* **Aim**
From the listing below, return each line that includes "name".

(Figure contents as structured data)
########################################

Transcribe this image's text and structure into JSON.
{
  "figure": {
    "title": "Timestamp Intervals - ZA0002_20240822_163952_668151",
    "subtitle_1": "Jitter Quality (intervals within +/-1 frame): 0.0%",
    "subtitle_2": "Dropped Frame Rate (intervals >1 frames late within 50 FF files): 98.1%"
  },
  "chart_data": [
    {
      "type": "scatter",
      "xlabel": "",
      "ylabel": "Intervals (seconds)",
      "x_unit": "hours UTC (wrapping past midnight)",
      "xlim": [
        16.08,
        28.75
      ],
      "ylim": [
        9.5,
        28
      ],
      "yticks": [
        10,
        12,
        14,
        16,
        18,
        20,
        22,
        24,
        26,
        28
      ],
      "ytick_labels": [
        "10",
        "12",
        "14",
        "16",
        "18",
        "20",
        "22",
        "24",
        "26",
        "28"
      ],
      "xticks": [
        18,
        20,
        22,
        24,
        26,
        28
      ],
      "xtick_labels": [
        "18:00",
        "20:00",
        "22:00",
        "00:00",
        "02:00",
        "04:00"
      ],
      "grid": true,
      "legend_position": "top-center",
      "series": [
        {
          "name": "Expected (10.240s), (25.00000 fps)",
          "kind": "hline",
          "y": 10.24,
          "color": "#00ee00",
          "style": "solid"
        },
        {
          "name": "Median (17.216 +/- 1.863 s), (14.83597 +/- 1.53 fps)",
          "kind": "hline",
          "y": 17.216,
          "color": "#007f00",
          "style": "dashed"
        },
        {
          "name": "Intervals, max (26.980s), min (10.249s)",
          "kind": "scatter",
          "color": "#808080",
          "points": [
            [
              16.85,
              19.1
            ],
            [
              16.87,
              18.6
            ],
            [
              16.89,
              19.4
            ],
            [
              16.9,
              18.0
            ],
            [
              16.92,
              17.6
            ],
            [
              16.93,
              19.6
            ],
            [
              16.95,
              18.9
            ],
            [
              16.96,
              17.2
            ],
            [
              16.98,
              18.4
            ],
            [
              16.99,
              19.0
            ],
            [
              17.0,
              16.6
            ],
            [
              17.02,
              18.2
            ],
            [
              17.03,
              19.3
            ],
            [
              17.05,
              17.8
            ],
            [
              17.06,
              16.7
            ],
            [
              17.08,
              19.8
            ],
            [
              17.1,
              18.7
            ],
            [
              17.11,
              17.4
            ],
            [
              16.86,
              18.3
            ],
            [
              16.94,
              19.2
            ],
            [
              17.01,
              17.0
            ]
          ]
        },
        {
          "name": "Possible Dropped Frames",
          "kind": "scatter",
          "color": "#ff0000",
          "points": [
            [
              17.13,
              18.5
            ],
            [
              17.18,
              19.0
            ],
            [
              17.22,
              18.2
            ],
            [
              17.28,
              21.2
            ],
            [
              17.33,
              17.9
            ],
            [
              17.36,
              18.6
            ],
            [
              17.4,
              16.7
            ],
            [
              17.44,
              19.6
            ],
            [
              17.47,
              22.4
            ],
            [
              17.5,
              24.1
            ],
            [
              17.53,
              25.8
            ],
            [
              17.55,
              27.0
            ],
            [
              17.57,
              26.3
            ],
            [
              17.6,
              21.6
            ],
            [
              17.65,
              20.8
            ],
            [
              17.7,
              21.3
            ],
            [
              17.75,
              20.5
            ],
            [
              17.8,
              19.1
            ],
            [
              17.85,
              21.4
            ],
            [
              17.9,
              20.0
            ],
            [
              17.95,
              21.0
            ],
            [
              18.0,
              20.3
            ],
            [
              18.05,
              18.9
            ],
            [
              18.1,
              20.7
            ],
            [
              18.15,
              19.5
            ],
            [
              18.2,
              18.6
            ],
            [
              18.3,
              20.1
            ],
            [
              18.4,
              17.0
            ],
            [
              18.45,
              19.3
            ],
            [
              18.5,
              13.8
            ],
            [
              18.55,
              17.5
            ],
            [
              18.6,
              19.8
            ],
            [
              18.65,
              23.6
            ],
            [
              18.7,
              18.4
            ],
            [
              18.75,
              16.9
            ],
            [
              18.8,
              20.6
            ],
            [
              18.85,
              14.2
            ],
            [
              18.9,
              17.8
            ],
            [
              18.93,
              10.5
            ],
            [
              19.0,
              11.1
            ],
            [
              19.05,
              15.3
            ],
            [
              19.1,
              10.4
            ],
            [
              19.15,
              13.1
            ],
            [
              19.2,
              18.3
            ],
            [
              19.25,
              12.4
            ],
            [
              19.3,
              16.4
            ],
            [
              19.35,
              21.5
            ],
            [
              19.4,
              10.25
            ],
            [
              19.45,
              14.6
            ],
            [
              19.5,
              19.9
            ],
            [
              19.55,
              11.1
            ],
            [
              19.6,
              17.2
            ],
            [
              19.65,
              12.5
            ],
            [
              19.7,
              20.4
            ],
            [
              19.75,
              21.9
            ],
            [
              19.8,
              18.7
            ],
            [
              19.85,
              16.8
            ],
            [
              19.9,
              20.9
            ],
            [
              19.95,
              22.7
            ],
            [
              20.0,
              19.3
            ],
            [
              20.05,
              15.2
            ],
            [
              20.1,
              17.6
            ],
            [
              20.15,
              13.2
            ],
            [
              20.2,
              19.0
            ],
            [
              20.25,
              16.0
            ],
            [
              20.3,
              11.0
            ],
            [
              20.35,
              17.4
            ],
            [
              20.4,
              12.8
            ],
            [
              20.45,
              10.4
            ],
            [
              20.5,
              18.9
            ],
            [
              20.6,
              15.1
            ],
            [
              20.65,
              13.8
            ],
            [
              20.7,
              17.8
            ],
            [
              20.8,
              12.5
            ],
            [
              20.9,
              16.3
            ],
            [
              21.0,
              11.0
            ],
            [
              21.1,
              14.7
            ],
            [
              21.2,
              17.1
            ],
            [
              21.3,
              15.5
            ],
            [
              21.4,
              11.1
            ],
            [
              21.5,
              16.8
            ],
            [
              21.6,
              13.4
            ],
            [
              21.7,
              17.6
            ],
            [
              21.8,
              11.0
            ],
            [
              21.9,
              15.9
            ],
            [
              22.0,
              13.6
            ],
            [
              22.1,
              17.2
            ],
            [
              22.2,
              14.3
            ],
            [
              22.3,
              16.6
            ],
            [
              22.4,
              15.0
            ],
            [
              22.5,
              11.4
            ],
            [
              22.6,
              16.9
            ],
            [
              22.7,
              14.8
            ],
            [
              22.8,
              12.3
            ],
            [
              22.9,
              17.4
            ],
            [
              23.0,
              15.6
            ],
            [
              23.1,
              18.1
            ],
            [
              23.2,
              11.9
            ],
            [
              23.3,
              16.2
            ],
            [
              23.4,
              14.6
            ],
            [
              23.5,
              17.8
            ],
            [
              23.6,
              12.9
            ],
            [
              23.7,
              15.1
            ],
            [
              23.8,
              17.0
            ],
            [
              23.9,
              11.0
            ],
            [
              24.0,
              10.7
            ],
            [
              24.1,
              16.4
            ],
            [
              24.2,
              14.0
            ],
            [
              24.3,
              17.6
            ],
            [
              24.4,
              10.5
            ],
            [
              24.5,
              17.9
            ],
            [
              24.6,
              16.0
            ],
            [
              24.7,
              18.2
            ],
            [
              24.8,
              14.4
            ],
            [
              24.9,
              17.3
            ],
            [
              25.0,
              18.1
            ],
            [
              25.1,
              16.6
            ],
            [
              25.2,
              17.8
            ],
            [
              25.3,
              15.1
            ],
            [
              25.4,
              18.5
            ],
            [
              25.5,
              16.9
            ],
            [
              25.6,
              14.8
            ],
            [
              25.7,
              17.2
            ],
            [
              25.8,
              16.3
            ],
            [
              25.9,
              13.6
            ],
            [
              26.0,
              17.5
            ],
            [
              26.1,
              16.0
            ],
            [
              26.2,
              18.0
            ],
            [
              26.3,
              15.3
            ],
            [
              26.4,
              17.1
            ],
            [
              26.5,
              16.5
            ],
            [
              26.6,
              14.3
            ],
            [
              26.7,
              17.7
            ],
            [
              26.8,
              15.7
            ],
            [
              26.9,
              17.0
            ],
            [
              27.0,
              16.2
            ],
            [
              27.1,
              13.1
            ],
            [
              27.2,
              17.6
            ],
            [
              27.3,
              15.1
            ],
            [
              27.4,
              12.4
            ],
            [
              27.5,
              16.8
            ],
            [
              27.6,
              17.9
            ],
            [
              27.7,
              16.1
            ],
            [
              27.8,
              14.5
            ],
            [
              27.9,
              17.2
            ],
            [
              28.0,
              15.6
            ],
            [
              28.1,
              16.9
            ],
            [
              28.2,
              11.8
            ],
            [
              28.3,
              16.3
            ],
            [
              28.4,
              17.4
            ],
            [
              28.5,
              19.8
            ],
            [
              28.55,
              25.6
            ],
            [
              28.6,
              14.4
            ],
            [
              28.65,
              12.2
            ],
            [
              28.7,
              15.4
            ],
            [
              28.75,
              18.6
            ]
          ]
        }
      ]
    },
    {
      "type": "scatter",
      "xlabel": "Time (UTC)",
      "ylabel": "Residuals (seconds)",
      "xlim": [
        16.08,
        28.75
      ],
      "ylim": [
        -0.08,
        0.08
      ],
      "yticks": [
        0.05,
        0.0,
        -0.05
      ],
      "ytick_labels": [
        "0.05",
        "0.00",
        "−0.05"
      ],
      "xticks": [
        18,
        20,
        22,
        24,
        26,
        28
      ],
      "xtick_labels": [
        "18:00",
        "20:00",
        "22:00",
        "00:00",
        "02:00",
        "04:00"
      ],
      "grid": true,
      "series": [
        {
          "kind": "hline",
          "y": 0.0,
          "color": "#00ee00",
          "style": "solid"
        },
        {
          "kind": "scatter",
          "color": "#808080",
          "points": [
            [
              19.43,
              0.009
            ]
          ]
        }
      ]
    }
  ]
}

########################################

* **Response to this task**
          "name": "Expected (10.240s), (25.00000 fps)",
          "name": "Median (17.216 +/- 1.863 s), (14.83597 +/- 1.53 fps)",
          "name": "Intervals, max (26.980s), min (10.249s)",
          "name": "Possible Dropped Frames",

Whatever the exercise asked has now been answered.